Retype the records below exactly as they appear, but leave out any pictures.

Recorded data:
⟨
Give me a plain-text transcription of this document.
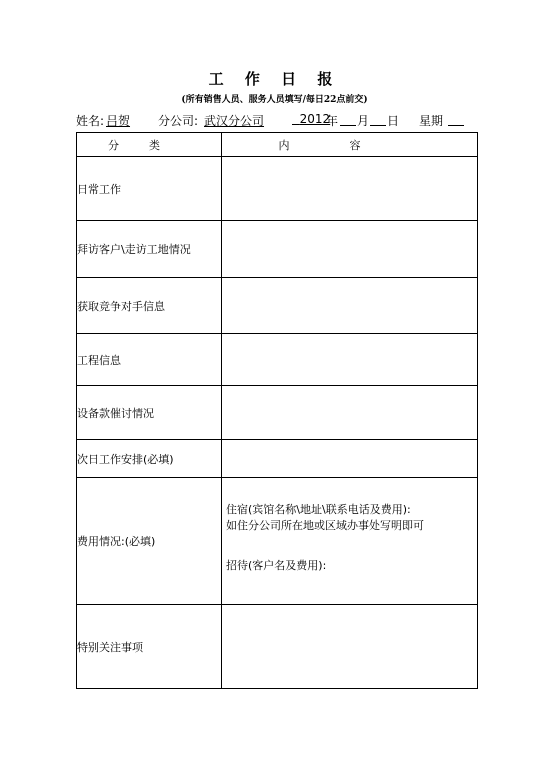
工 作 日 报
(所有销售人员、服务人员填写/每日22点前交)
姓名: 吕贺 分公司: 武汉分公司	2012
年 月 日 星期
分类	内容
日常工作	
拜访客户\走访工地情况	
获取竞争对手信息	
工程信息	
设备款催讨情况	
次日工作安排(必填)	
费用情况:(必填)	住宿(宾馆名称\地址\联系电话及费用):
如住分公司所在地或区域办事处写明即可
招待(客户名及费用):

特别关注事项	
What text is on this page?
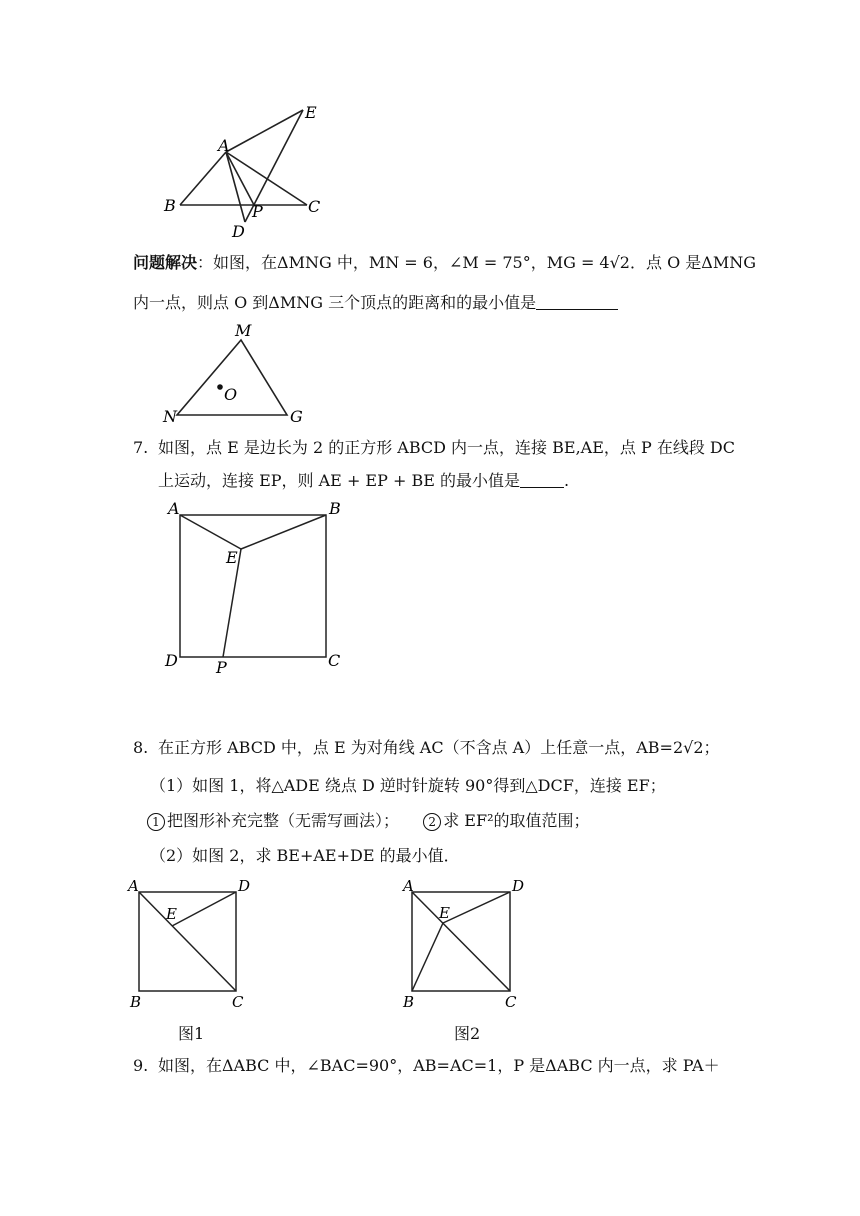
E
A
B	C
P
D
问题解决：如图，在ΔMNG 中，MN = 6，∠M = 75°，MG = 4√2．点 O 是ΔMNG
内一点，则点 O 到ΔMNG 三个顶点的距离和的最小值是
M
O
N	G
7. 如图，点 E 是边长为 2 的正方形 ABCD 内一点，连接 BE,AE，点 P 在线段 DC
上运动，连接 EP，则 AE + EP + BE 的最小值是	.
A	B
E
D	C
P
8. 在正方形 ABCD 中，点 E 为对角线 AC（不含点 A）上任意一点，AB=2√2；
（1）如图 1，将△ADE 绕点 D 逆时针旋转 90°得到△DCF，连接 EF；
1 把图形补充完整（无需写画法）； 2 求 EF²的取值范围；
（2）如图 2，求 BE+AE+DE 的最小值．
A	D
E
B	C
图1
A	D
E
B	C
图2
9. 如图，在ΔABC 中，∠BAC=90°，AB=AC=1，P 是ΔABC 内一点，求 PA＋
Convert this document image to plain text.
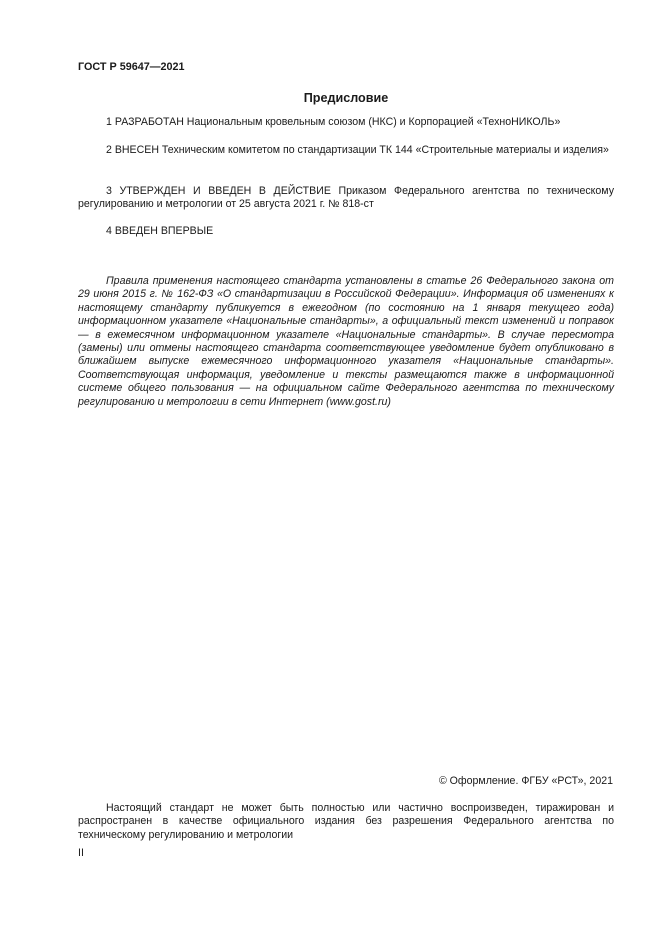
ГОСТ Р 59647—2021
Предисловие
1 РАЗРАБОТАН Национальным кровельным союзом (НКС) и Корпорацией «ТехноНИКОЛЬ»
2 ВНЕСЕН Техническим комитетом по стандартизации ТК 144 «Строительные материалы и изделия»
3 УТВЕРЖДЕН И ВВЕДЕН В ДЕЙСТВИЕ Приказом Федерального агентства по техническому регулированию и метрологии от 25 августа 2021 г. № 818-ст
4 ВВЕДЕН ВПЕРВЫЕ
Правила применения настоящего стандарта установлены в статье 26 Федерального закона от 29 июня 2015 г. № 162-ФЗ «О стандартизации в Российской Федерации». Информация об изменениях к настоящему стандарту публикуется в ежегодном (по состоянию на 1 января текущего года) информационном указателе «Национальные стандарты», а официальный текст изменений и поправок — в ежемесячном информационном указателе «Национальные стандарты». В случае пересмотра (замены) или отмены настоящего стандарта соответствующее уведомление будет опубликовано в ближайшем выпуске ежемесячного информационного указателя «Национальные стандарты». Соответствующая информация, уведомление и тексты размещаются также в информационной системе общего пользования — на официальном сайте Федерального агентства по техническому регулированию и метрологии в сети Интернет (www.gost.ru)
© Оформление. ФГБУ «РСТ», 2021
Настоящий стандарт не может быть полностью или частично воспроизведен, тиражирован и распространен в качестве официального издания без разрешения Федерального агентства по техническому регулированию и метрологии
II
⟩
- **Output for this exercise**
Give me a plain-text transcription of this document.
工 作 日 报
(所有销售人员、服务人员填写/每日22点前交)
姓名: 吕贺 分公司: 武汉分公司	2012
年 月 日 星期
分类	内容
日常工作	
拜访客户\走访工地情况	
获取竞争对手信息	
工程信息	
设备款催讨情况	
次日工作安排(必填)	
费用情况:(必填)	住宿(宾馆名称\地址\联系电话及费用):
如住分公司所在地或区域办事处写明即可
招待(客户名及费用):

特别关注事项	
What text is on this page?
E
A
B	C
P
D
问题解决：如图，在ΔMNG 中，MN = 6，∠M = 75°，MG = 4√2．点 O 是ΔMNG
内一点，则点 O 到ΔMNG 三个顶点的距离和的最小值是
M
O
N	G
7. 如图，点 E 是边长为 2 的正方形 ABCD 内一点，连接 BE,AE，点 P 在线段 DC
上运动，连接 EP，则 AE + EP + BE 的最小值是	.
A	B
E
D	C
P
8. 在正方形 ABCD 中，点 E 为对角线 AC（不含点 A）上任意一点，AB=2√2；
（1）如图 1，将△ADE 绕点 D 逆时针旋转 90°得到△DCF，连接 EF；
1 把图形补充完整（无需写画法）； 2 求 EF²的取值范围；
（2）如图 2，求 BE+AE+DE 的最小值．
A	D
E
B	C
图1
A	D
E
B	C
图2
9. 如图，在ΔABC 中，∠BAC=90°，AB=AC=1，P 是ΔABC 内一点，求 PA＋
Convert this document image to plain text.
ГОСТ Р 59647—2021
Предисловие
1 РАЗРАБОТАН Национальным кровельным союзом (НКС) и Корпорацией «ТехноНИКОЛЬ»
2 ВНЕСЕН Техническим комитетом по стандартизации ТК 144 «Строительные материалы и изделия»
3 УТВЕРЖДЕН И ВВЕДЕН В ДЕЙСТВИЕ Приказом Федерального агентства по техническому регулированию и метрологии от 25 августа 2021 г. № 818-ст
4 ВВЕДЕН ВПЕРВЫЕ
Правила применения настоящего стандарта установлены в статье 26 Федерального закона от 29 июня 2015 г. № 162-ФЗ «О стандартизации в Российской Федерации». Информация об изменениях к настоящему стандарту публикуется в ежегодном (по состоянию на 1 января текущего года) информационном указателе «Национальные стандарты», а официальный текст изменений и поправок — в ежемесячном информационном указателе «Национальные стандарты». В случае пересмотра (замены) или отмены настоящего стандарта соответствующее уведомление будет опубликовано в ближайшем выпуске ежемесячного информационного указателя «Национальные стандарты». Соответствующая информация, уведомление и тексты размещаются также в информационной системе общего пользования — на официальном сайте Федерального агентства по техническому регулированию и метрологии в сети Интернет (www.gost.ru)
© Оформление. ФГБУ «РСТ», 2021
Настоящий стандарт не может быть полностью или частично воспроизведен, тиражирован и распространен в качестве официального издания без разрешения Федерального агентства по техническому регулированию и метрологии
II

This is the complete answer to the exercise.